**What the task requires**
Looking at the listing, state how many of its lines contain the string "author". Write only the number.

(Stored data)
────
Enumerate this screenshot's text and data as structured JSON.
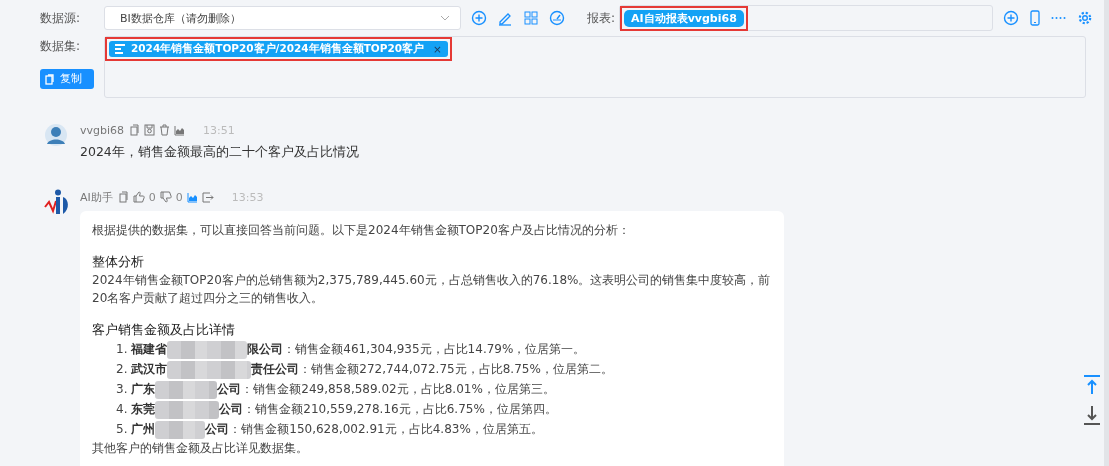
{
  "toolbar": {
    "datasource_label": "数据源:",
    "datasource_value": "BI数据仓库（请勿删除）",
    "report_label": "报表:",
    "report_tag": "AI自动报表vvgbi68",
    "report_highlighted": true,
    "dataset_label": "数据集:",
    "dataset_tag": "2024年销售金额TOP20客户/2024年销售金额TOP20客户",
    "dataset_tag_close": "×",
    "dataset_highlighted": true,
    "copy_button": "复制"
  },
  "messages": [
    {
      "kind": "user",
      "author": "vvgbi68",
      "time": "13:51",
      "text": "2024年，销售金额最高的二十个客户及占比情况"
    },
    {
      "kind": "assistant",
      "author": "AI助手",
      "likes": "0",
      "dislikes": "0",
      "time": "13:53",
      "intro": "根据提供的数据集，可以直接回答当前问题。以下是2024年销售金额TOP20客户及占比情况的分析：",
      "sections": [
        {
          "heading": "整体分析",
          "paragraph": "2024年销售金额TOP20客户的总销售额为2,375,789,445.60元，占总销售收入的76.18%。这表明公司的销售集中度较高，前20名客户贡献了超过四分之三的销售收入。"
        },
        {
          "heading": "客户销售金额及占比详情",
          "items": [
            {
              "number": "1.",
              "name_start": "福建省",
              "name_end": "限公司",
              "detail": "：销售金额461,304,935元，占比14.79%，位居第一。"
            },
            {
              "number": "2.",
              "name_start": "武汉市",
              "name_end": "责任公司",
              "detail": "：销售金额272,744,072.75元，占比8.75%，位居第二。"
            },
            {
              "number": "3.",
              "name_start": "广东",
              "name_end": "公司",
              "detail": "：销售金额249,858,589.02元，占比8.01%，位居第三。"
            },
            {
              "number": "4.",
              "name_start": "东莞",
              "name_end": "公司",
              "detail": "：销售金额210,559,278.16元，占比6.75%，位居第四。"
            },
            {
              "number": "5.",
              "name_start": "广州",
              "name_end": "公司",
              "detail": "：销售金额150,628,002.91元，占比4.83%，位居第五。"
            }
          ],
          "footer": "其他客户的销售金额及占比详见数据集。"
        }
      ]
    }
  ]
}
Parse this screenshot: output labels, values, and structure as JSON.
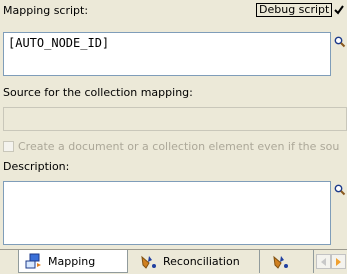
{
  "mapping_script": {
    "label": "Mapping script:",
    "debug_label": "Debug script",
    "debug_checked": true,
    "value": "[AUTO_NODE_ID]"
  },
  "source_collection": {
    "label": "Source for the collection mapping:",
    "value": ""
  },
  "create_document": {
    "label": "Create a document or a collection element even if the sou",
    "checked": false,
    "enabled": false
  },
  "description": {
    "label": "Description:",
    "value": ""
  },
  "tabs": [
    {
      "label": "Mapping",
      "icon": "mapping-icon",
      "active": true
    },
    {
      "label": "Reconciliation",
      "icon": "reconciliation-icon",
      "active": false
    },
    {
      "label": "",
      "icon": "tool-icon",
      "active": false
    }
  ],
  "colors": {
    "window_bg": "#ece9d8",
    "field_border": "#7f9db9",
    "disabled_text": "#aca899",
    "tab_arrow": "#f0a030"
  }
}
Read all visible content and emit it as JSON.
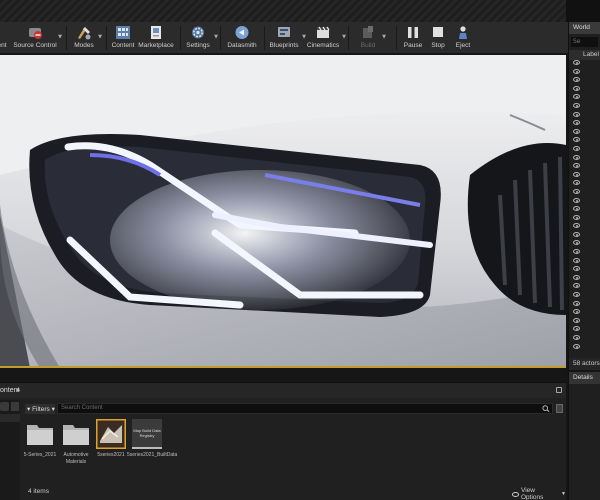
{
  "toolbar": {
    "items": [
      {
        "label": "ent"
      },
      {
        "label": "Source Control"
      },
      {
        "label": "Modes"
      },
      {
        "label": "Content"
      },
      {
        "label": "Marketplace"
      },
      {
        "label": "Settings"
      },
      {
        "label": "Datasmith"
      },
      {
        "label": "Blueprints"
      },
      {
        "label": "Cinematics"
      },
      {
        "label": "Build"
      },
      {
        "label": "Pause"
      },
      {
        "label": "Stop"
      },
      {
        "label": "Eject"
      }
    ]
  },
  "outliner": {
    "tab_label": "World",
    "search_placeholder": "Se",
    "column_label": "Label",
    "actor_count": "58 actors"
  },
  "details": {
    "tab_label": "Details"
  },
  "content_browser": {
    "tab_label": "ontent",
    "filters_label": "Filters",
    "search_placeholder": "Search Content",
    "assets": [
      {
        "name": "5-Series_2021"
      },
      {
        "name": "Automotive Materials"
      },
      {
        "name": "5series2021"
      },
      {
        "name": "5series2021_BuiltData",
        "thumb_text": "Map Build Data Registry"
      }
    ],
    "item_count": "4 items",
    "view_options_label": "View Options"
  },
  "colors": {
    "accent_orange": "#c49a2c",
    "panel_dark": "#1f1f1f",
    "toolbar_bg": "#2b2b2b"
  }
}
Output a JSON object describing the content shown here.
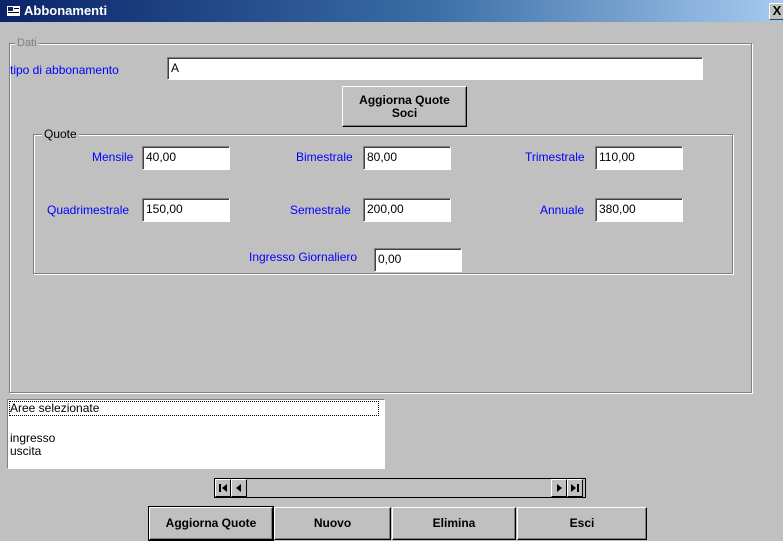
{
  "window": {
    "title": "Abbonamenti",
    "close_label": "X"
  },
  "dati": {
    "legend": "Dati",
    "tipo_label": "tipo di abbonamento",
    "tipo_value": "A",
    "aggiorna_soci_label": "Aggiorna Quote Soci"
  },
  "quote": {
    "legend": "Quote",
    "mensile": {
      "label": "Mensile",
      "value": "40,00"
    },
    "bimestrale": {
      "label": "Bimestrale",
      "value": "80,00"
    },
    "trimestrale": {
      "label": "Trimestrale",
      "value": "110,00"
    },
    "quadrimestrale": {
      "label": "Quadrimestrale",
      "value": "150,00"
    },
    "semestrale": {
      "label": "Semestrale",
      "value": "200,00"
    },
    "annuale": {
      "label": "Annuale",
      "value": "380,00"
    },
    "ingresso": {
      "label": "Ingresso Giornaliero",
      "value": "0,00"
    }
  },
  "aree": {
    "header": "Aree selezionate",
    "items": [
      "ingresso",
      "uscita"
    ]
  },
  "navigator": {
    "icons": [
      "first-record-icon",
      "prev-record-icon",
      "next-record-icon",
      "last-record-icon"
    ]
  },
  "buttons": {
    "aggiorna_quote": "Aggiorna Quote",
    "nuovo": "Nuovo",
    "elimina": "Elimina",
    "esci": "Esci"
  },
  "colors": {
    "title_bar": "#0a246a",
    "label_blue": "#0000ff",
    "face": "#c0c0c0"
  }
}
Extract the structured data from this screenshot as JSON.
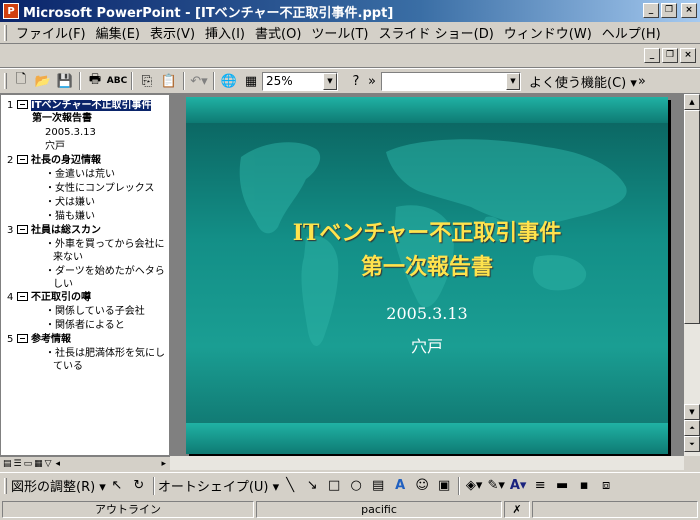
{
  "window": {
    "title": "Microsoft PowerPoint - [ITベンチャー不正取引事件.ppt]",
    "app_icon": "P"
  },
  "menu": [
    "ファイル(F)",
    "編集(E)",
    "表示(V)",
    "挿入(I)",
    "書式(O)",
    "ツール(T)",
    "スライド ショー(D)",
    "ウィンドウ(W)",
    "ヘルプ(H)"
  ],
  "toolbar": {
    "zoom": "25%",
    "font_combo": "",
    "frequent_label": "よく使う機能(C) ▾"
  },
  "outline": {
    "slides": [
      {
        "num": "1",
        "title": "ITベンチャー不正取引事件",
        "title2": "第一次報告書",
        "lines": [
          "2005.3.13",
          "穴戸"
        ]
      },
      {
        "num": "2",
        "title": "社長の身辺情報",
        "bullets": [
          "金遣いは荒い",
          "女性にコンプレックス",
          "犬は嫌い",
          "猫も嫌い"
        ]
      },
      {
        "num": "3",
        "title": "社員は総スカン",
        "bullets": [
          "外車を買ってから会社に",
          "来ない",
          "ダーツを始めたがヘタら",
          "しい"
        ]
      },
      {
        "num": "4",
        "title": "不正取引の噂",
        "bullets": [
          "関係している子会社",
          "関係者によると"
        ]
      },
      {
        "num": "5",
        "title": "参考情報",
        "bullets": [
          "社長は肥満体形を気にし",
          "ている"
        ]
      }
    ]
  },
  "slide": {
    "title_line1": "ITベンチャー不正取引事件",
    "title_line2": "第一次報告書",
    "date": "2005.3.13",
    "author": "穴戸"
  },
  "drawing": {
    "adjust": "図形の調整(R) ▾",
    "autoshape": "オートシェイプ(U) ▾"
  },
  "status": {
    "view": "アウトライン",
    "template": "pacific"
  },
  "colors": {
    "title_bar": "#0a246a",
    "slide_bg": "#138f87",
    "slide_title": "#ffe34d"
  }
}
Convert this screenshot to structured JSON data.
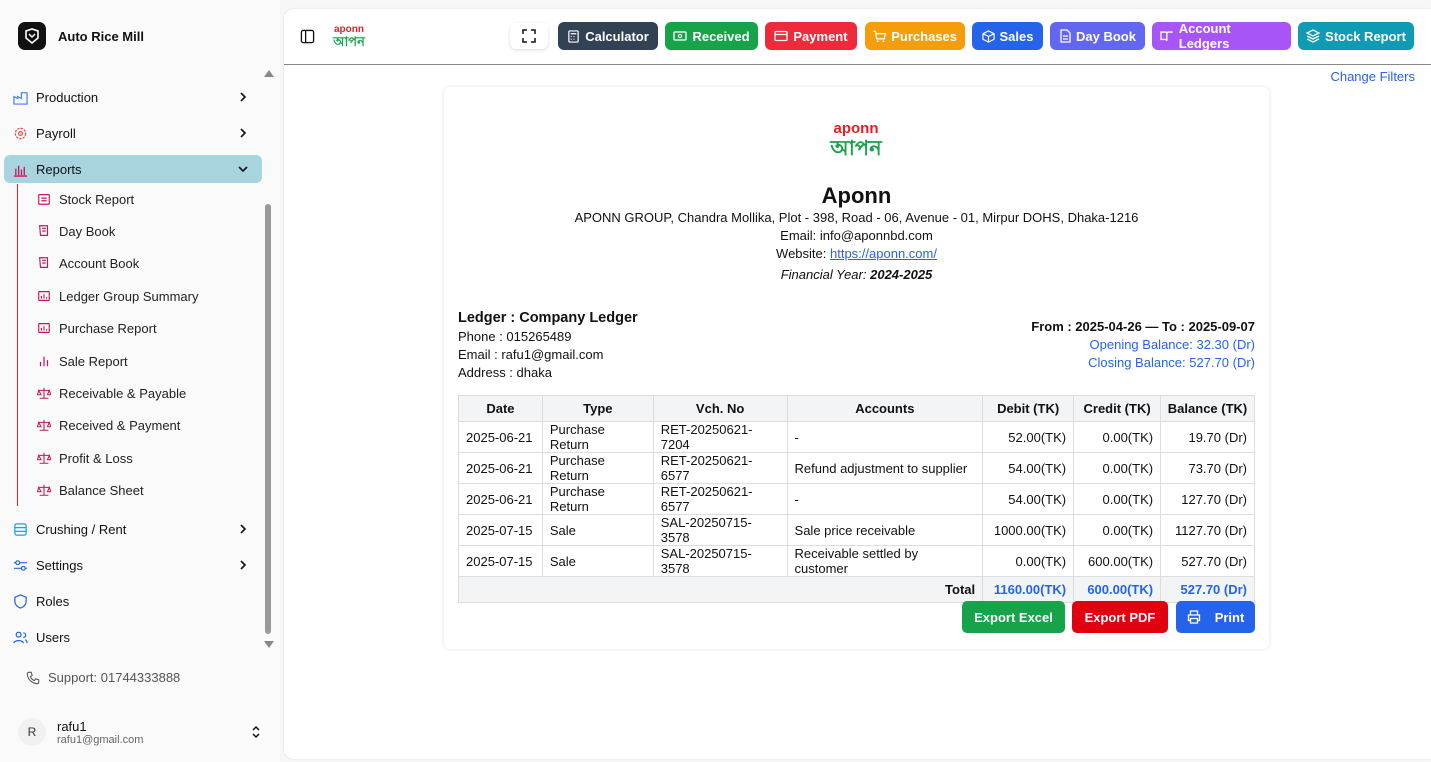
────
**Final result**
3